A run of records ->
########################################

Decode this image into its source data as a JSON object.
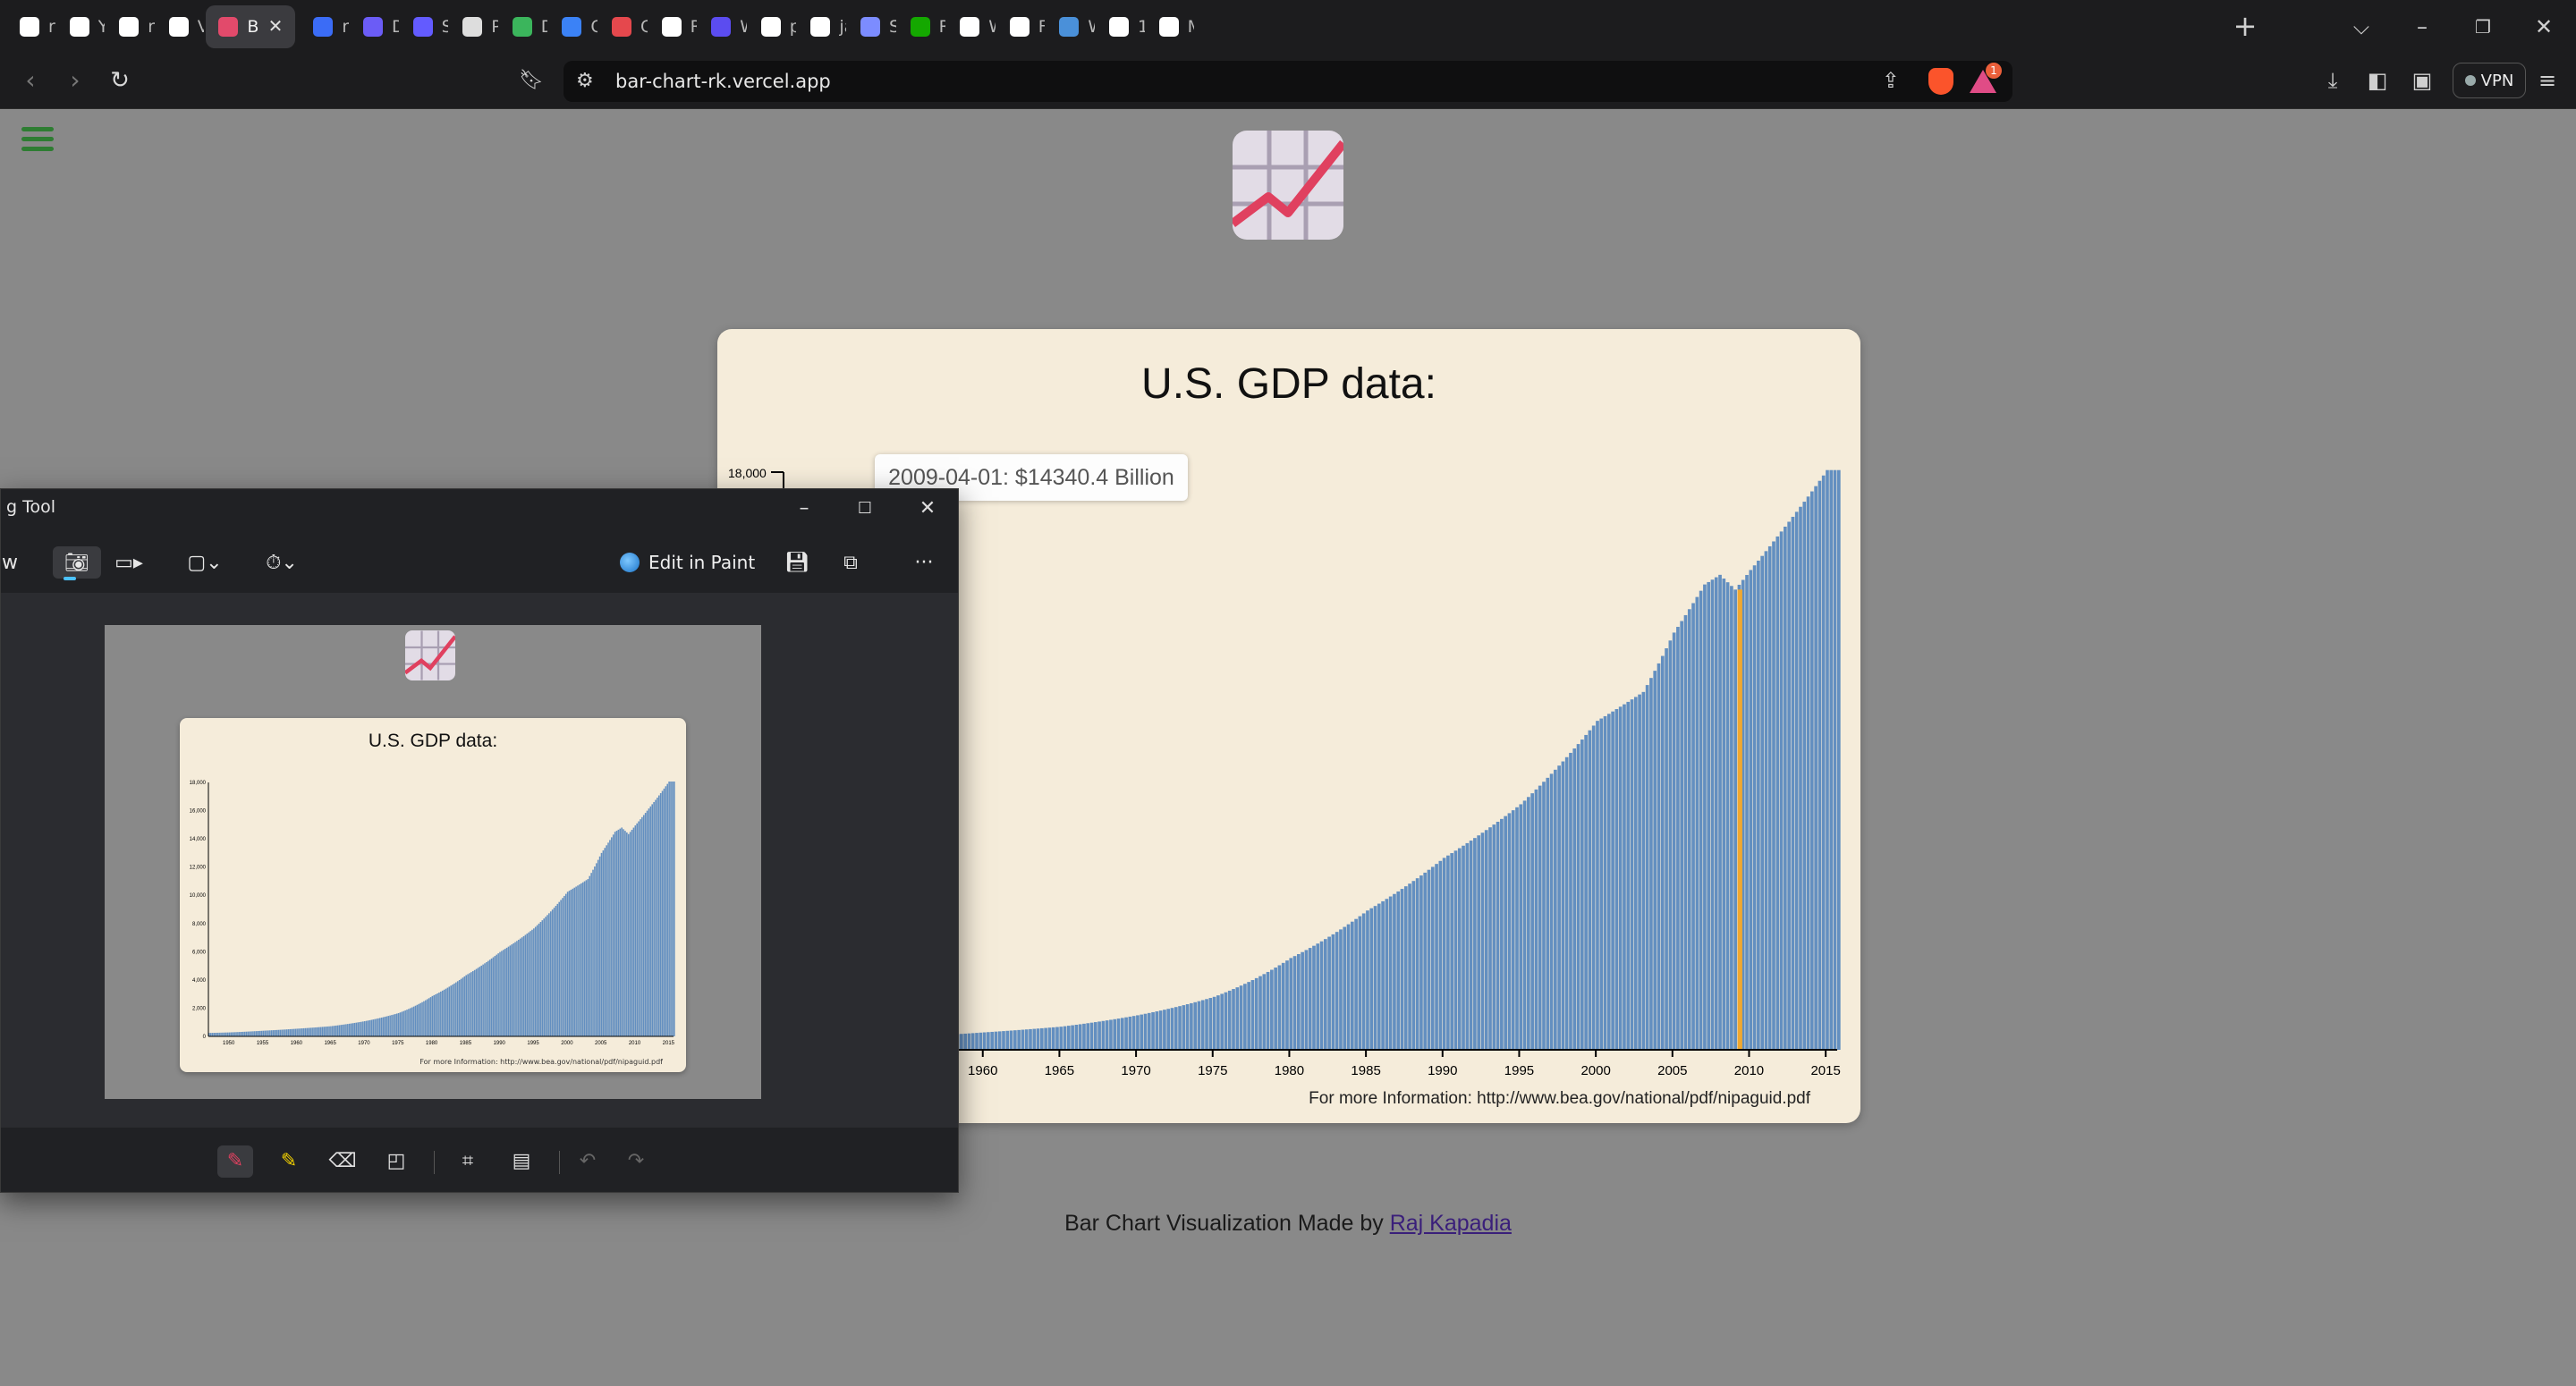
{
  "browser": {
    "tabs": [
      {
        "title": "rkgit",
        "icon": "github-icon",
        "color": "#ffffff"
      },
      {
        "title": "Your",
        "icon": "github-icon",
        "color": "#ffffff"
      },
      {
        "title": "rkgit",
        "icon": "github-icon",
        "color": "#ffffff"
      },
      {
        "title": "Verc",
        "icon": "vercel-icon",
        "color": "#ffffff"
      },
      {
        "title": "B",
        "icon": "chart-icon",
        "color": "#e24a6b",
        "active": true
      },
      {
        "title": "rkgit",
        "icon": "search-icon",
        "color": "#3b6cf6"
      },
      {
        "title": "Dash",
        "icon": "dashboard-icon",
        "color": "#6b5cf6"
      },
      {
        "title": "Strip",
        "icon": "stripe-icon",
        "color": "#635bff"
      },
      {
        "title": "Pricir",
        "icon": "pricing-icon",
        "color": "#dddddd"
      },
      {
        "title": "Dash",
        "icon": "dashboard-icon",
        "color": "#3bb55c"
      },
      {
        "title": "Crisp",
        "icon": "crisp-icon",
        "color": "#3b82f6"
      },
      {
        "title": "Grad",
        "icon": "grad-icon",
        "color": "#e5484d"
      },
      {
        "title": "Rend",
        "icon": "render-icon",
        "color": "#ffffff"
      },
      {
        "title": "Welc",
        "icon": "welcome-icon",
        "color": "#5b4cf0"
      },
      {
        "title": "piyus",
        "icon": "github-icon",
        "color": "#ffffff"
      },
      {
        "title": "jame",
        "icon": "github-icon",
        "color": "#ffffff"
      },
      {
        "title": "Smol",
        "icon": "smol-icon",
        "color": "#7c8cff"
      },
      {
        "title": "Raj K",
        "icon": "upwork-icon",
        "color": "#14a800"
      },
      {
        "title": "Worl",
        "icon": "info-icon",
        "color": "#ffffff"
      },
      {
        "title": "Full S",
        "icon": "info-icon",
        "color": "#ffffff"
      },
      {
        "title": "Welc",
        "icon": "chrome-icon",
        "color": "#4a90d9"
      },
      {
        "title": "12 Fr",
        "icon": "info-icon",
        "color": "#ffffff"
      },
      {
        "title": "My I",
        "icon": "info-icon",
        "color": "#ffffff"
      }
    ],
    "url": "bar-chart-rk.vercel.app",
    "vpn_label": "VPN",
    "rewards_badge": "1"
  },
  "page": {
    "footer_text": "Bar Chart Visualization Made by ",
    "footer_link": "Raj Kapadia",
    "tooltip": "2009-04-01: $14340.4 Billion",
    "accent_bar": "#3a74b8",
    "highlight": "#f0a830"
  },
  "chart_data": {
    "type": "bar",
    "title": "U.S. GDP data:",
    "xlabel": "",
    "ylabel": "",
    "ylim": [
      0,
      18000
    ],
    "y_tick_labels": [
      "18,000"
    ],
    "x_tick_labels": [
      "1960",
      "1965",
      "1970",
      "1975",
      "1980",
      "1985",
      "1990",
      "1995",
      "2000",
      "2005",
      "2010",
      "2015"
    ],
    "x": [
      "1947",
      "1950",
      "1955",
      "1960",
      "1965",
      "1970",
      "1975",
      "1980",
      "1985",
      "1990",
      "1995",
      "2000",
      "2003",
      "2005",
      "2007",
      "2008",
      "2009",
      "2010",
      "2012",
      "2014",
      "2015"
    ],
    "values": [
      243,
      280,
      400,
      543,
      720,
      1075,
      1650,
      2860,
      4340,
      5980,
      7650,
      10250,
      11150,
      13000,
      14500,
      14800,
      14340,
      14950,
      16150,
      17400,
      18064
    ],
    "highlight_point": {
      "x": "2009-04-01",
      "value": 14340.4
    },
    "source": "For more Information: http://www.bea.gov/national/pdf/nipaguid.pdf",
    "grid": false,
    "legend": "none"
  },
  "snipping_tool": {
    "title": "g Tool",
    "mode_partial": "w",
    "edit_in_paint": "Edit in Paint",
    "mini_title": "U.S. GDP data:",
    "mini_source": "For more Information: http://www.bea.gov/national/pdf/nipaguid.pdf",
    "mini_y_ticks": [
      "18,000",
      "16,000",
      "14,000",
      "12,000",
      "10,000",
      "8,000",
      "6,000",
      "4,000",
      "2,000",
      "0"
    ],
    "mini_x_ticks": [
      "1950",
      "1955",
      "1960",
      "1965",
      "1970",
      "1975",
      "1980",
      "1985",
      "1990",
      "1995",
      "2000",
      "2005",
      "2010",
      "2015"
    ]
  }
}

########################################

Exercise objective -> Respond with the number of lines containing "Information" and no additional words.

Full output -> 2